**Data section:**

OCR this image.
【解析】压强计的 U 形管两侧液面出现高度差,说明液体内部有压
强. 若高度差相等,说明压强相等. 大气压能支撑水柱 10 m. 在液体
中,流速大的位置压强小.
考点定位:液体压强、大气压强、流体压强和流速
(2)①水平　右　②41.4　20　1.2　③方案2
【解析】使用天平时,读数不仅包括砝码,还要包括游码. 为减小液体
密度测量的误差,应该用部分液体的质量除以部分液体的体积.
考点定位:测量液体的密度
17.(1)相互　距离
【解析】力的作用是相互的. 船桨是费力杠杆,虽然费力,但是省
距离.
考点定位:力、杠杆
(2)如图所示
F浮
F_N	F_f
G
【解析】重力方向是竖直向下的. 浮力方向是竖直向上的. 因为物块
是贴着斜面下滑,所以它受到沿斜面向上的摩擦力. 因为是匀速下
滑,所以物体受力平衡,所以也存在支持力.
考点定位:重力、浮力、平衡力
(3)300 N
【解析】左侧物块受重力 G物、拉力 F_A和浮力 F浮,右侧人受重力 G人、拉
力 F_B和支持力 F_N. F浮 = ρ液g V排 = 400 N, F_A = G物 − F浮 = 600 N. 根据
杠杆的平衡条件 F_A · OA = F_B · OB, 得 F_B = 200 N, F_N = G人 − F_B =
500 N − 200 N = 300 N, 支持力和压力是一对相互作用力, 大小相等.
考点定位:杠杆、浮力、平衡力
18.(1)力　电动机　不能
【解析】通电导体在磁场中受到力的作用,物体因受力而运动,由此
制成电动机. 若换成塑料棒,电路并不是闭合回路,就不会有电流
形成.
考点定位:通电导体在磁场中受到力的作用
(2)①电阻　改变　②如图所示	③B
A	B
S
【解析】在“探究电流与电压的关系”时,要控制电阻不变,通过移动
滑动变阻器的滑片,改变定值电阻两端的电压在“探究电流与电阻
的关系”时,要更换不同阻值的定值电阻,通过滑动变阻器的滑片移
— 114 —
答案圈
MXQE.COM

--

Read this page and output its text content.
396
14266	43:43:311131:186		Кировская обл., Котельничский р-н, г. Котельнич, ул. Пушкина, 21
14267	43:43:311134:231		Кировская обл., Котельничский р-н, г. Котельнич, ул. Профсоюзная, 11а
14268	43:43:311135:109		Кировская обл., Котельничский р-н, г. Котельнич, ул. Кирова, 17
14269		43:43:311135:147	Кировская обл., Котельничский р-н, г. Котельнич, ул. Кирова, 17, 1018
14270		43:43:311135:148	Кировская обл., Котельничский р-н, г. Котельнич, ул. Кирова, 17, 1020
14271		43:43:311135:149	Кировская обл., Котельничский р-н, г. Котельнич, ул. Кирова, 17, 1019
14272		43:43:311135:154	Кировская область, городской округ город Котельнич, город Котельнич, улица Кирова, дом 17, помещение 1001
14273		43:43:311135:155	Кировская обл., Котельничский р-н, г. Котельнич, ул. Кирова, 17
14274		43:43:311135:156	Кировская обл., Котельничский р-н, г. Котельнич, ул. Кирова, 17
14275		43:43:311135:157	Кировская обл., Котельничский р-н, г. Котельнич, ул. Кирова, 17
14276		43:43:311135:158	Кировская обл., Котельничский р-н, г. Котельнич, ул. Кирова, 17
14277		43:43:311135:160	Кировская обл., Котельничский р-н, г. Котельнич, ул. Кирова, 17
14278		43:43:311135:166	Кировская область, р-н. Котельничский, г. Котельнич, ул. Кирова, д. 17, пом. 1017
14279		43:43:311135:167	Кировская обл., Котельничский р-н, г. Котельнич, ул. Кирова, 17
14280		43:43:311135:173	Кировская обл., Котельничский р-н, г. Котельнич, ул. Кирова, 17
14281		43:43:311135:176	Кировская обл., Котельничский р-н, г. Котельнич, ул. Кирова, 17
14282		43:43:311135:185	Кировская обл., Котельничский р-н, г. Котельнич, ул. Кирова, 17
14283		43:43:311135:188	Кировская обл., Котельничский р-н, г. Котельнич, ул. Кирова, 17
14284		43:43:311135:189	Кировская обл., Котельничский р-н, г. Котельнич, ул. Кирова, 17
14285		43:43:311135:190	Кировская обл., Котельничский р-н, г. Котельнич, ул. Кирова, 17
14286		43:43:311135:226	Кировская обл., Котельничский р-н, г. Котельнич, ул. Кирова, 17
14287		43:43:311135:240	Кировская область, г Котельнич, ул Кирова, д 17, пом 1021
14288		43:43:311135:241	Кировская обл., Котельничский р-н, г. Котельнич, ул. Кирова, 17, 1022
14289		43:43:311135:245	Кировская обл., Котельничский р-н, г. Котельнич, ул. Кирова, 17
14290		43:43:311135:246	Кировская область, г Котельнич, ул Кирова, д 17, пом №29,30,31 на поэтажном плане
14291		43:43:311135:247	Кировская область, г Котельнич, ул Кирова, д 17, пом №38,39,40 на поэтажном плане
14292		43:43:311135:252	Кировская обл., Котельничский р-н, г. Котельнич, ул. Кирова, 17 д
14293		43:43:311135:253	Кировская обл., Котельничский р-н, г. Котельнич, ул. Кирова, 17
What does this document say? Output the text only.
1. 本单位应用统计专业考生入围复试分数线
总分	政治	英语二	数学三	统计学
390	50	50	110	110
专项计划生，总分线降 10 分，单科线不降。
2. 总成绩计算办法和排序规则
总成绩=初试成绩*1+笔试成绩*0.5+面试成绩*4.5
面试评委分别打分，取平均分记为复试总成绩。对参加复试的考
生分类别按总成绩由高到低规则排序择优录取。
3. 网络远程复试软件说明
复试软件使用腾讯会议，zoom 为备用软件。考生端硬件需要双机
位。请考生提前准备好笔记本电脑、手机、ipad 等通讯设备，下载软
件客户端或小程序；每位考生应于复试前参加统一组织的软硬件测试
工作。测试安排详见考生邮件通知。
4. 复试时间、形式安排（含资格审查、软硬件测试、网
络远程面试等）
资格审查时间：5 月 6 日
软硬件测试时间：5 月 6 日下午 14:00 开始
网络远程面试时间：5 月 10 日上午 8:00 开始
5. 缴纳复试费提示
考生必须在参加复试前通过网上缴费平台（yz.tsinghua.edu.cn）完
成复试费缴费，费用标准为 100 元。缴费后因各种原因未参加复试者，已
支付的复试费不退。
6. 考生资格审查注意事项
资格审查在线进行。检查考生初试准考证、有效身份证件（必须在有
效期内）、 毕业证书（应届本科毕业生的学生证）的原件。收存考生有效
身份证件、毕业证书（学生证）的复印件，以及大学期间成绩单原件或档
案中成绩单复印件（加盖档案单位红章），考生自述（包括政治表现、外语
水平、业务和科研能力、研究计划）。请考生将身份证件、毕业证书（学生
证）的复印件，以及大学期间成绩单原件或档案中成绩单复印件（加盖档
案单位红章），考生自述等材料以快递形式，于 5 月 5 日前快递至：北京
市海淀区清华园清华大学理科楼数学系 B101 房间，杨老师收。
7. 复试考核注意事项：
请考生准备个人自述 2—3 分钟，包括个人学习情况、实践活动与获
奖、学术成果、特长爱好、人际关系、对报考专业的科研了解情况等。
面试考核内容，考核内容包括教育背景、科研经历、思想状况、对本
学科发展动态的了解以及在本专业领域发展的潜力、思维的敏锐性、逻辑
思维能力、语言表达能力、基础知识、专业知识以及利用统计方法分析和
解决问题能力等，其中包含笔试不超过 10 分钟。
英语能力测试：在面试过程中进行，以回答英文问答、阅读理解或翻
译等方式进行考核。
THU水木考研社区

**Goal of the exercise:** Copy each line of the records containing the string "плане".

**Response for this exercise:**
14290		43:43:311135:246	Кировская область, г Котельнич, ул Кирова, д 17, пом №29,30,31 на поэтажном плане
14291		43:43:311135:247	Кировская область, г Котельнич, ул Кирова, д 17, пом №38,39,40 на поэтажном плане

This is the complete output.